Extracted material:
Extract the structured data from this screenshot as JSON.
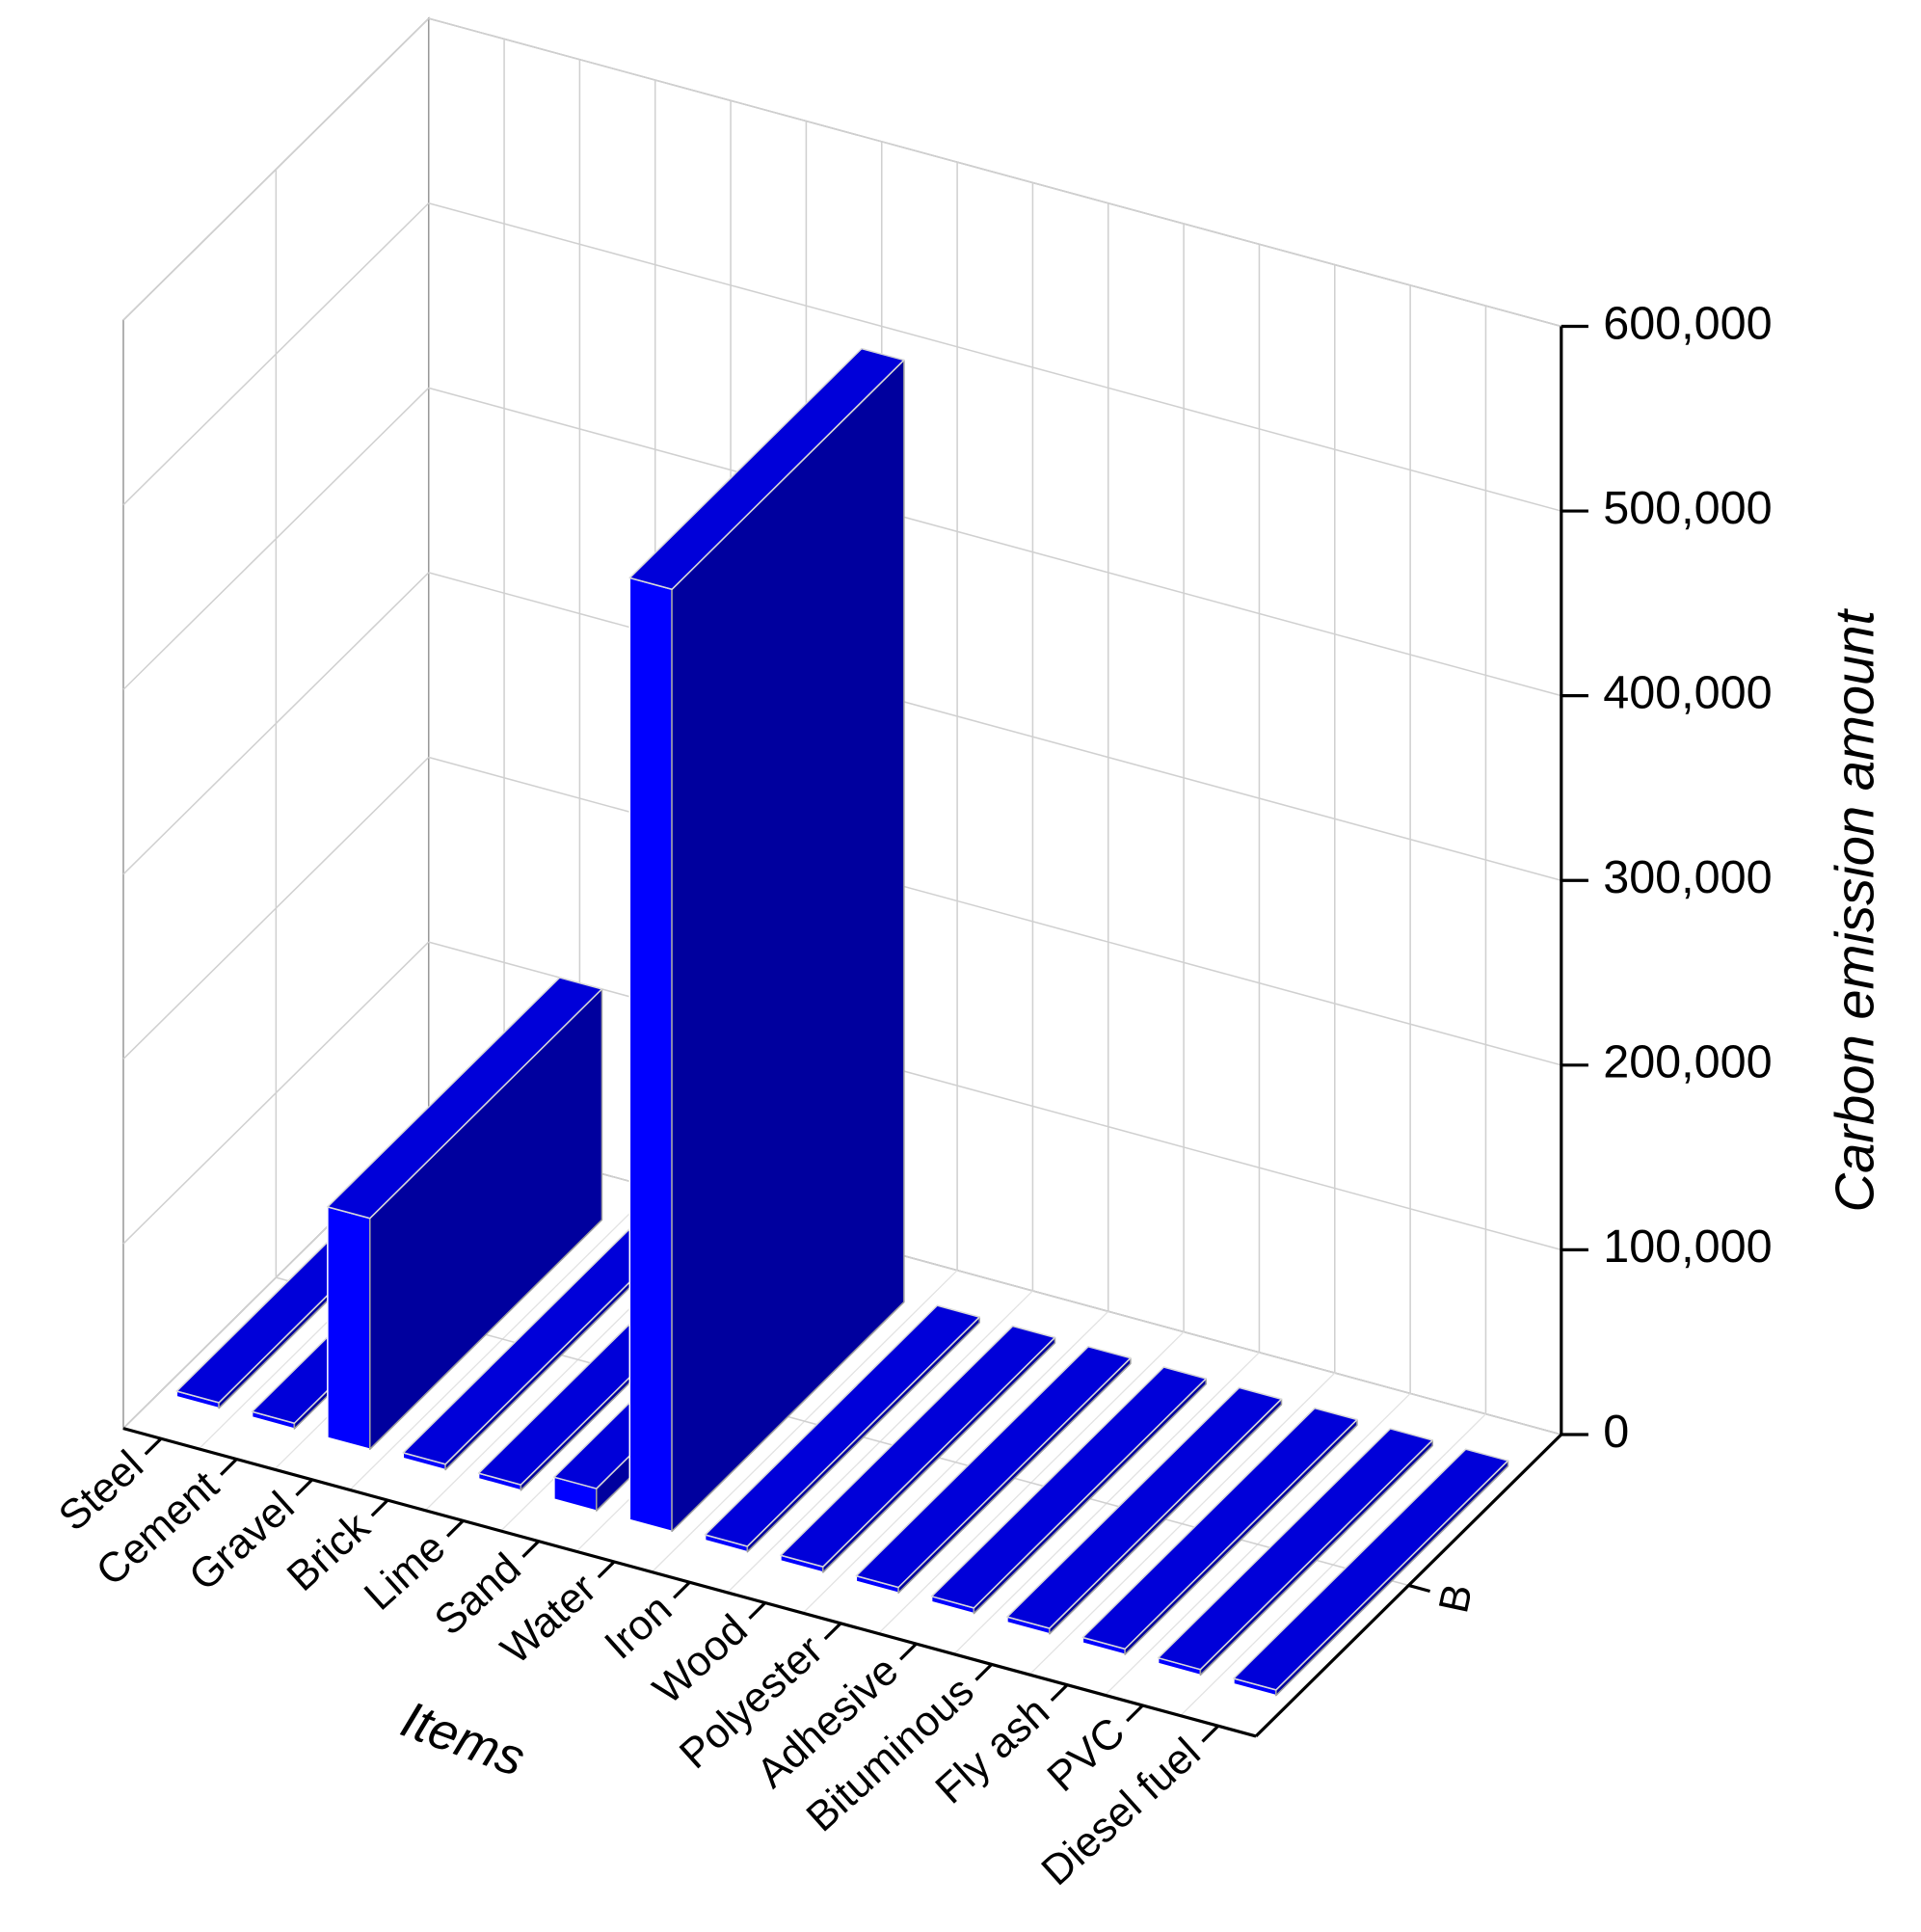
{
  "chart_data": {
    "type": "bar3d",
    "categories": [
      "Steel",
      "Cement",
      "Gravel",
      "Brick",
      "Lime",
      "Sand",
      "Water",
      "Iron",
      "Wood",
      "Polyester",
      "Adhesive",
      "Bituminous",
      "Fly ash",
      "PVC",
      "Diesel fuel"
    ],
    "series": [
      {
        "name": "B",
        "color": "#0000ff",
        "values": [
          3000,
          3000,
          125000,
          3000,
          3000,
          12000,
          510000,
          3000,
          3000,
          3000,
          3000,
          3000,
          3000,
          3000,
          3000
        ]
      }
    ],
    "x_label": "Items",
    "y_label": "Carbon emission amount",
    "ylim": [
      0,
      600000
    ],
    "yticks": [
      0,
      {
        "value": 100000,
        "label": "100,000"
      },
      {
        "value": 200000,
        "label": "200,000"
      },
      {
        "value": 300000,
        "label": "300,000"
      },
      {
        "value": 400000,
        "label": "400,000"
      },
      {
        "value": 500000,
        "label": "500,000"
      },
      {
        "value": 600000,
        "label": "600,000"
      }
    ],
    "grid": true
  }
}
* * *
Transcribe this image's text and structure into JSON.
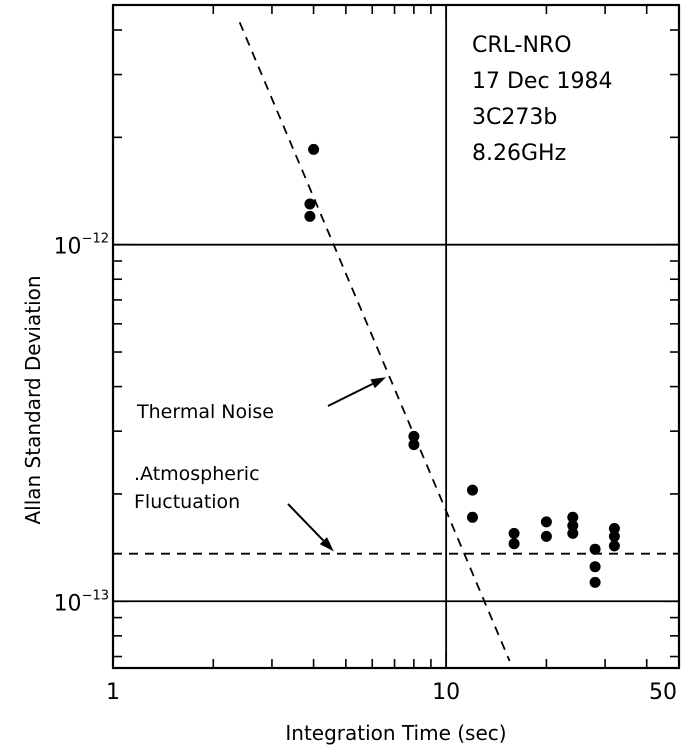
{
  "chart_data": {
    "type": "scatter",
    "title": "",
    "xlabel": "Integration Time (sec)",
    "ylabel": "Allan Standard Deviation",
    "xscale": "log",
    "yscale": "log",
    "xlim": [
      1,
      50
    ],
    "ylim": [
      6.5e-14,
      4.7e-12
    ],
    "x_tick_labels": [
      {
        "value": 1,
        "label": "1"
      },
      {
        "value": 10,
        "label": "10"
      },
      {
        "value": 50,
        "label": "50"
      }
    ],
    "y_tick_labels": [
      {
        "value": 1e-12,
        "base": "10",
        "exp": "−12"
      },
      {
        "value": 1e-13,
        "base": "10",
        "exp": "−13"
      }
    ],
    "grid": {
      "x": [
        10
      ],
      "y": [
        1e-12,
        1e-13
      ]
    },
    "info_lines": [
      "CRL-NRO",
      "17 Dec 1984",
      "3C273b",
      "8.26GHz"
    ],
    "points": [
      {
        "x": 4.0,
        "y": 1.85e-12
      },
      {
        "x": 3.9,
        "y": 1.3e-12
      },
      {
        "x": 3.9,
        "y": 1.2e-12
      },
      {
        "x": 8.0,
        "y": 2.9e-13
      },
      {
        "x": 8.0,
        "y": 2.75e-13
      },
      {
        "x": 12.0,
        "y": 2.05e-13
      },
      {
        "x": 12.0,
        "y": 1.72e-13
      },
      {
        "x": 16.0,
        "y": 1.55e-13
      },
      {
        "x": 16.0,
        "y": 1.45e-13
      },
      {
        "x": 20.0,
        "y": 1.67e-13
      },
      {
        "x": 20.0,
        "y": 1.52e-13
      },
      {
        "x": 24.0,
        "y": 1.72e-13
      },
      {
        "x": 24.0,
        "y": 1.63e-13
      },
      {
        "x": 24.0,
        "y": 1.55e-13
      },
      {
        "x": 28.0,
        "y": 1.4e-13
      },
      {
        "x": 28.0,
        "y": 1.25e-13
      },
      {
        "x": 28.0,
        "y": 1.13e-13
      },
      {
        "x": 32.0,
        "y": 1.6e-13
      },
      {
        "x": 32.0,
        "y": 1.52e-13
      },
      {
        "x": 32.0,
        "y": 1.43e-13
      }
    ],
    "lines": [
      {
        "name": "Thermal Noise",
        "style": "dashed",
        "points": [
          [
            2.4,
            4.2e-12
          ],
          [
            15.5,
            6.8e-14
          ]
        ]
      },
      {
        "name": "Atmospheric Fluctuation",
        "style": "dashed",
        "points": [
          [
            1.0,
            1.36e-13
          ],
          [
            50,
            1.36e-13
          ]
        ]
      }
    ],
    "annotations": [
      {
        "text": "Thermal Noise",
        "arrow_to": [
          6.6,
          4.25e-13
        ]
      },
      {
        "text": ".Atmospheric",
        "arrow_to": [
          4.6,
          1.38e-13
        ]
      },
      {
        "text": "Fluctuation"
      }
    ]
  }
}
* * *
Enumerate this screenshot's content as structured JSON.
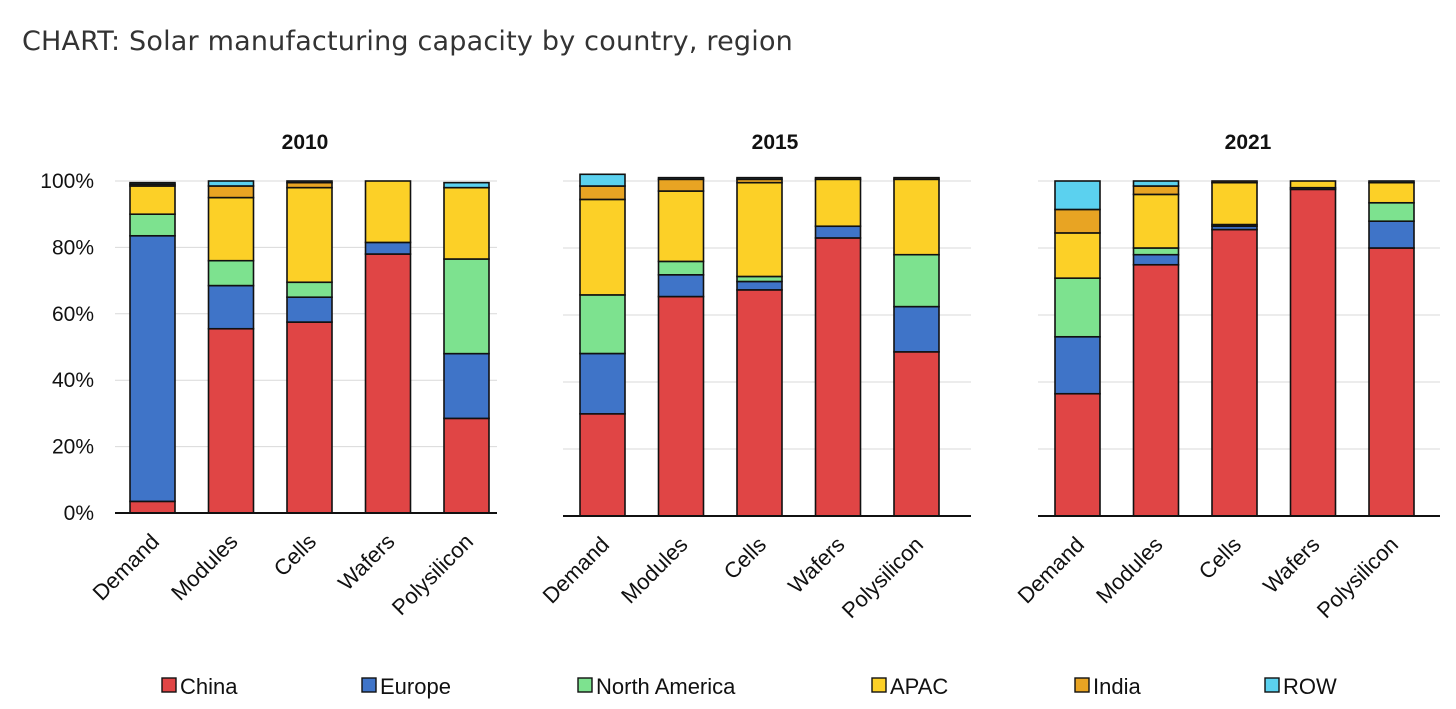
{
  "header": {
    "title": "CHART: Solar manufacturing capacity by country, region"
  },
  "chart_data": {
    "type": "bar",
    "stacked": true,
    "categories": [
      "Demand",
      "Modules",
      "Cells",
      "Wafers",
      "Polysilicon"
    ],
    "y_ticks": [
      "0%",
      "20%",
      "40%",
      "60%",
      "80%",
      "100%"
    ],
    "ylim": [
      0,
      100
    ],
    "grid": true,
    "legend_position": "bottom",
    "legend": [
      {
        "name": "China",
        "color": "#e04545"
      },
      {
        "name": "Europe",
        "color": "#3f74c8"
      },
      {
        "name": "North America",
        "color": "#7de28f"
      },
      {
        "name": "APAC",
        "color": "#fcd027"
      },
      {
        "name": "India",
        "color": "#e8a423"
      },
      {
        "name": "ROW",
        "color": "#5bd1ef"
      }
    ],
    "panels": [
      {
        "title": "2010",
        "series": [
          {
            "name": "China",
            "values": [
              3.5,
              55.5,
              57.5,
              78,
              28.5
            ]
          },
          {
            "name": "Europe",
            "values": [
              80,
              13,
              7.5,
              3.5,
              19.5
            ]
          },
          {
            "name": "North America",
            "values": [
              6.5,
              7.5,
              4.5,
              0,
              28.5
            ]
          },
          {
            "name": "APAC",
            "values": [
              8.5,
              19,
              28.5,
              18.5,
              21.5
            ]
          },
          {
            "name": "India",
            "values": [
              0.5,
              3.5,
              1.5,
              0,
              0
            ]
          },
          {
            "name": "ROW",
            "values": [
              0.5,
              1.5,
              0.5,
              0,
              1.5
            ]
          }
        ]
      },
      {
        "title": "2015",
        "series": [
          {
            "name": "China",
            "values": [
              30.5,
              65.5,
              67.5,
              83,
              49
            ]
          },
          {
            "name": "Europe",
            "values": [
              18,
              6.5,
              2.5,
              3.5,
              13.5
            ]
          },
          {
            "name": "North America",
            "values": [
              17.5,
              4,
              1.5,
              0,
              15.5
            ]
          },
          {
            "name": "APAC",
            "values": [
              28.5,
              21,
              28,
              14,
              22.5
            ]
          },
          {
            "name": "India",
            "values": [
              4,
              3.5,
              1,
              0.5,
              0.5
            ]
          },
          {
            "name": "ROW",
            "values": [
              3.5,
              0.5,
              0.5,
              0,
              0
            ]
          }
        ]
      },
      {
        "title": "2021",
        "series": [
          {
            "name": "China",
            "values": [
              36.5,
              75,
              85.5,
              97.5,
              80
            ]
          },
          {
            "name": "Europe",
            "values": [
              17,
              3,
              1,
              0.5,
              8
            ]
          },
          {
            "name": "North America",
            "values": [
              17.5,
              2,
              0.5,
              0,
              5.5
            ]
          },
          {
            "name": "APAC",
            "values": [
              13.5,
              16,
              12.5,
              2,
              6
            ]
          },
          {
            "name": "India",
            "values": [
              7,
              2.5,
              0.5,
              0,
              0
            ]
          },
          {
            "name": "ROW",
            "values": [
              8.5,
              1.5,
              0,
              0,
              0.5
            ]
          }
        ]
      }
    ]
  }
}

Challenge: Search the preceding listing for "text" and extract every line where it is found.

Output of the task:
Transcribe this image's text and structure into JSON.
        "text": "Thermal Noise",
        "text": ".Atmospheric",
        "text": "Fluctuation"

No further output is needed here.